#### Data records

--- begin ---

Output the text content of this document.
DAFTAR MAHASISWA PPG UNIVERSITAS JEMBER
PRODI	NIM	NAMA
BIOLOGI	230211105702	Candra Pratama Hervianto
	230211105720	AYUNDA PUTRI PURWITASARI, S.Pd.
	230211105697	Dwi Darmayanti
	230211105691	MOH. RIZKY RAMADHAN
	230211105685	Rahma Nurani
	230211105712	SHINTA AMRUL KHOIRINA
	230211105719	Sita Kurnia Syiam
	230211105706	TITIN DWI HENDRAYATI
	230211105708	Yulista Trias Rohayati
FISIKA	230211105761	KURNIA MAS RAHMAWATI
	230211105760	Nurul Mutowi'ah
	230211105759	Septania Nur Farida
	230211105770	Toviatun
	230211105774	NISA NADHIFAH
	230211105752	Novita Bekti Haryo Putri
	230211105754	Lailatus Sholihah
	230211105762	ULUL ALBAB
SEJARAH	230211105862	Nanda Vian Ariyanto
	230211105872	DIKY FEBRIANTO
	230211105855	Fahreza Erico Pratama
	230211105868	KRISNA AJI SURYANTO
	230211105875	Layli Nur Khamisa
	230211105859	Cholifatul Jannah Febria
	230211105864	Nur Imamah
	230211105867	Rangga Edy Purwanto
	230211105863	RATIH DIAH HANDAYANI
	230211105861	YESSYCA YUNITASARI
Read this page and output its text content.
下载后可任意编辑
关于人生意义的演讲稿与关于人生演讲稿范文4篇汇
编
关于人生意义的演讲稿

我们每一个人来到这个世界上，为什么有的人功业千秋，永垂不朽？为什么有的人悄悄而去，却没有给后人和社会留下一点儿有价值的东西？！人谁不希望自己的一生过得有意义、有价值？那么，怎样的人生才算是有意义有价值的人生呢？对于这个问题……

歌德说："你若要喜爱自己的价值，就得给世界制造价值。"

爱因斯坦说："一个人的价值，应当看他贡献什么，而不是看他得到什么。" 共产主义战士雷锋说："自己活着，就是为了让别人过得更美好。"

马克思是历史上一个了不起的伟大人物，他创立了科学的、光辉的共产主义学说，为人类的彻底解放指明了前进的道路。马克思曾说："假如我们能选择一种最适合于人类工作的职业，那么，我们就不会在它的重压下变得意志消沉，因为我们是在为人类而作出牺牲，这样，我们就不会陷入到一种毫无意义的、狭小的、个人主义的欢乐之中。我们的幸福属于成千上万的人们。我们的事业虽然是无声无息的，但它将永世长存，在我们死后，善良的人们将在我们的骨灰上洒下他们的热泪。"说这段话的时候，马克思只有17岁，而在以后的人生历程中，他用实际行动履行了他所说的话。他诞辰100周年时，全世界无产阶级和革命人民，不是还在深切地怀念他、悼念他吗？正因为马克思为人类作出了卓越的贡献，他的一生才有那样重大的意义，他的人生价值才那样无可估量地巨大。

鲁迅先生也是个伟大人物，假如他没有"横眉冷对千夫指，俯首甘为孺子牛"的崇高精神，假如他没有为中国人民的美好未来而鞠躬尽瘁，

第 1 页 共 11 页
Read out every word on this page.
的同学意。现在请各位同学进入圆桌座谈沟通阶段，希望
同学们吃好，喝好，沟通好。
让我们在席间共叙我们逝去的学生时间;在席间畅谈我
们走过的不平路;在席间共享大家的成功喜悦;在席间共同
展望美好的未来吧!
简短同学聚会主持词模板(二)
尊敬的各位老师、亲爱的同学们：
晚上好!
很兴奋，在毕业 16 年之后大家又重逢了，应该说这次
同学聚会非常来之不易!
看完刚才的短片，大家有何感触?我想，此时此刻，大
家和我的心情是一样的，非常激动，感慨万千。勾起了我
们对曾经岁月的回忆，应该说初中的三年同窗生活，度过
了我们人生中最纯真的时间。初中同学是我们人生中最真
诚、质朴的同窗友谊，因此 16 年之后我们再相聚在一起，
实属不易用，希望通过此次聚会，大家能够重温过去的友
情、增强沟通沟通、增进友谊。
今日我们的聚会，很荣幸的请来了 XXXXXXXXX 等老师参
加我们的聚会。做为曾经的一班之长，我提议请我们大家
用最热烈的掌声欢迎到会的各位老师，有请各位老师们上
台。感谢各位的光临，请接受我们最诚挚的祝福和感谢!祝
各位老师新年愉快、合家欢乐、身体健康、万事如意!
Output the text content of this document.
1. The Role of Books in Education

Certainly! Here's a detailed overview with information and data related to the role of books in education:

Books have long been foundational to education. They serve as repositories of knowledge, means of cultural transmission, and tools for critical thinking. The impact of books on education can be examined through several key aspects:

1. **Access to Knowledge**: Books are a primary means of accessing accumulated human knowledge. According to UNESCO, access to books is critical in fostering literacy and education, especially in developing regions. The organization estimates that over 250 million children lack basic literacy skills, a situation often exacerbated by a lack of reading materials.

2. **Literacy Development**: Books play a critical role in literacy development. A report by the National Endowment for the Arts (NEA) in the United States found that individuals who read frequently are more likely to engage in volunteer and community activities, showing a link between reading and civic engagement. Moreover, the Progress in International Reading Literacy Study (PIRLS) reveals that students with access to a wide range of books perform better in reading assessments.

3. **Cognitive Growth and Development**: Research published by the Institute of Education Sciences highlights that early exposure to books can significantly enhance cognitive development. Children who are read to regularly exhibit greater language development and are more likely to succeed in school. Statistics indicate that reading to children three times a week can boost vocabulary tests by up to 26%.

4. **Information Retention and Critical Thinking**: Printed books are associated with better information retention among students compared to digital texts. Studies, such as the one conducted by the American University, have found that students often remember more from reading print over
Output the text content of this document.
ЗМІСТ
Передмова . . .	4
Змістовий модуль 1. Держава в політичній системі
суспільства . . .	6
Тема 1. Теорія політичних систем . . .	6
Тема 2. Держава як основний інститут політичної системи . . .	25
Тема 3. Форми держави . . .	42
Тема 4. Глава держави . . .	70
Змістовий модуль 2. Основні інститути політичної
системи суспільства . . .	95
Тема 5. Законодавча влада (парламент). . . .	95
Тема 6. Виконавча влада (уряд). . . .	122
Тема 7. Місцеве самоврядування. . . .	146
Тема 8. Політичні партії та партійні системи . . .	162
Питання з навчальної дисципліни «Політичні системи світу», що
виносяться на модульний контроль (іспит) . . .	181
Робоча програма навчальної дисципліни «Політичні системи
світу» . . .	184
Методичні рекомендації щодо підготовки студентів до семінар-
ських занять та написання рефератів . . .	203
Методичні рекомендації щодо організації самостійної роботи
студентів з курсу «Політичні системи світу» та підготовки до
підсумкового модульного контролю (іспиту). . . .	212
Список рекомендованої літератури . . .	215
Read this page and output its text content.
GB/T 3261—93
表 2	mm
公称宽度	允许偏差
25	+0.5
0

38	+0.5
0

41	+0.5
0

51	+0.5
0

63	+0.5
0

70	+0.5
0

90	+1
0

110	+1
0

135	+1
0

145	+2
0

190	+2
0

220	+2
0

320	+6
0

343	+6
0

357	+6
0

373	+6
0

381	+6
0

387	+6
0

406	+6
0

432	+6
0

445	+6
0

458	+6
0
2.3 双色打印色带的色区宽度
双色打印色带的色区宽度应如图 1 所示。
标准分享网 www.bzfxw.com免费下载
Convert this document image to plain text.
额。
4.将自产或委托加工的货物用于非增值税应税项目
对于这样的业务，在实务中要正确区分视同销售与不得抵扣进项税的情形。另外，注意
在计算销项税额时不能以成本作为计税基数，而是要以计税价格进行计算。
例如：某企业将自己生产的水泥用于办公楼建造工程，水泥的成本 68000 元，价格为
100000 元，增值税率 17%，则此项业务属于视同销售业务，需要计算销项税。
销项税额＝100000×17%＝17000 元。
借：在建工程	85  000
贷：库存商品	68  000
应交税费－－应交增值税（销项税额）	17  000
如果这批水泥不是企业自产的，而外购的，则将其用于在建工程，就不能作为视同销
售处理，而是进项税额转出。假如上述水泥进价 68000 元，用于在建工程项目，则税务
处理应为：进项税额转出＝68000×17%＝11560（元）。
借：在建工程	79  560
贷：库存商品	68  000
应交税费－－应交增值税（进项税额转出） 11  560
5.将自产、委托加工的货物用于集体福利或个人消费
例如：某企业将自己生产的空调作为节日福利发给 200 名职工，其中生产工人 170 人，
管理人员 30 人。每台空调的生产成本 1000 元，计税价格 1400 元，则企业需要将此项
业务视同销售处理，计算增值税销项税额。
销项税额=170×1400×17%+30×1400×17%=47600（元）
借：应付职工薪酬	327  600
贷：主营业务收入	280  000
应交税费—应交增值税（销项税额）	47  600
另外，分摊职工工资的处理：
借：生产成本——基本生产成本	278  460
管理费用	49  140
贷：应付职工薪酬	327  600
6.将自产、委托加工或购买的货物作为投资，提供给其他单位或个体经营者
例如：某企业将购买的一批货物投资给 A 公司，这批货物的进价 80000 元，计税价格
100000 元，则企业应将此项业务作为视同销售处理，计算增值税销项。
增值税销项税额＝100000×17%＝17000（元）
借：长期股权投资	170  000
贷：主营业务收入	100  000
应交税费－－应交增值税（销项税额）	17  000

--- end ---

#### Required work
From the data, collect all lines where the string "світу" appears.

#### Output
Питання з навчальної дисципліни «Політичні системи світу», що
світу» . . .	184
студентів з курсу «Політичні системи світу» та підготовки до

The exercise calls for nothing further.